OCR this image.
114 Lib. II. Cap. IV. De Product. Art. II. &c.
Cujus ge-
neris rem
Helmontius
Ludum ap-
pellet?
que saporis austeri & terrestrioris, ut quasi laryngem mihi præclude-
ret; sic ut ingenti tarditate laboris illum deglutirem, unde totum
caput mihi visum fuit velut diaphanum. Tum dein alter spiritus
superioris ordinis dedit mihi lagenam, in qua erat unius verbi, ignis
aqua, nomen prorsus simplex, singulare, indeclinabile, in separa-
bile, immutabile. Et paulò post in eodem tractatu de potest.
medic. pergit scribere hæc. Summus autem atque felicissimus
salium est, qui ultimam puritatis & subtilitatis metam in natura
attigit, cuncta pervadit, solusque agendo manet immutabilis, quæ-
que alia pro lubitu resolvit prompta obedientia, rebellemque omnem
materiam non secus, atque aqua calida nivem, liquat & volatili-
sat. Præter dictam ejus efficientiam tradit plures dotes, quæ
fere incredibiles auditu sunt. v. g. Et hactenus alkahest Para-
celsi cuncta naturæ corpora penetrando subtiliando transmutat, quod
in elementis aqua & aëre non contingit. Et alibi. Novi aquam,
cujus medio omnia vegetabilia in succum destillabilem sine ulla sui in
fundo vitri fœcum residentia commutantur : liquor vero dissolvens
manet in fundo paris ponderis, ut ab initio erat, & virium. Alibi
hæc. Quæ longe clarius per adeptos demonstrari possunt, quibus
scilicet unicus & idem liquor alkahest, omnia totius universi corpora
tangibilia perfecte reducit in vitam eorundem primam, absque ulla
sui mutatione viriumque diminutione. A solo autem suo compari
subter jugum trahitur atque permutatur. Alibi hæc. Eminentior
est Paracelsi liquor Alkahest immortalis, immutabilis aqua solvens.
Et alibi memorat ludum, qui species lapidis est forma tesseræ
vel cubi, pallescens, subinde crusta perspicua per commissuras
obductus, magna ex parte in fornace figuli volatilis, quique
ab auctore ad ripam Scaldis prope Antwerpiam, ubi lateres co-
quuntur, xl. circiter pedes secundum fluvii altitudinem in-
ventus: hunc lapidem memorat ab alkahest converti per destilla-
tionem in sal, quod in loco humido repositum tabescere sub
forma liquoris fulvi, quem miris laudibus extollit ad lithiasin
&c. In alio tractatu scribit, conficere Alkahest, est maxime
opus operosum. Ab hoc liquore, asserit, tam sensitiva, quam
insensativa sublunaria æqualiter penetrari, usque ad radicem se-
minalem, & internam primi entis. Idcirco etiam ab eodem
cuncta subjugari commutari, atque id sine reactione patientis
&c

• [WHAT YOU SHOULD DO] Reproduce the material verbatim, line by line.

• [RESULT OF THIS TASK]
OCR this image.
114 Lib. II. Cap. IV. De Product. Art. II. &c.
Cujus ge-
neris rem
Helmontius
Ludum ap-
pellet?
que saporis austeri & terrestrioris, ut quasi laryngem mihi præclude-
ret; sic ut ingenti tarditate laboris illum deglutirem, unde totum
caput mihi visum fuit velut diaphanum. Tum dein alter spiritus
superioris ordinis dedit mihi lagenam, in qua erat unius verbi, ignis
aqua, nomen prorsus simplex, singulare, indeclinabile, in separa-
bile, immutabile. Et paulò post in eodem tractatu de potest.
medic. pergit scribere hæc. Summus autem atque felicissimus
salium est, qui ultimam puritatis & subtilitatis metam in natura
attigit, cuncta pervadit, solusque agendo manet immutabilis, quæ-
que alia pro lubitu resolvit prompta obedientia, rebellemque omnem
materiam non secus, atque aqua calida nivem, liquat & volatili-
sat. Præter dictam ejus efficientiam tradit plures dotes, quæ
fere incredibiles auditu sunt. v. g. Et hactenus alkahest Para-
celsi cuncta naturæ corpora penetrando subtiliando transmutat, quod
in elementis aqua & aëre non contingit. Et alibi. Novi aquam,
cujus medio omnia vegetabilia in succum destillabilem sine ulla sui in
fundo vitri fœcum residentia commutantur : liquor vero dissolvens
manet in fundo paris ponderis, ut ab initio erat, & virium. Alibi
hæc. Quæ longe clarius per adeptos demonstrari possunt, quibus
scilicet unicus & idem liquor alkahest, omnia totius universi corpora
tangibilia perfecte reducit in vitam eorundem primam, absque ulla
sui mutatione viriumque diminutione. A solo autem suo compari
subter jugum trahitur atque permutatur. Alibi hæc. Eminentior
est Paracelsi liquor Alkahest immortalis, immutabilis aqua solvens.
Et alibi memorat ludum, qui species lapidis est forma tesseræ
vel cubi, pallescens, subinde crusta perspicua per commissuras
obductus, magna ex parte in fornace figuli volatilis, quique
ab auctore ad ripam Scaldis prope Antwerpiam, ubi lateres co-
quuntur, xl. circiter pedes secundum fluvii altitudinem in-
ventus: hunc lapidem memorat ab alkahest converti per destilla-
tionem in sal, quod in loco humido repositum tabescere sub
forma liquoris fulvi, quem miris laudibus extollit ad lithiasin
&c. In alio tractatu scribit, conficere Alkahest, est maxime
opus operosum. Ab hoc liquore, asserit, tam sensitiva, quam
insensativa sublunaria æqualiter penetrari, usque ad radicem se-
minalem, & internam primi entis. Idcirco etiam ab eodem
cuncta subjugari commutari, atque id sine reactione patientis
&c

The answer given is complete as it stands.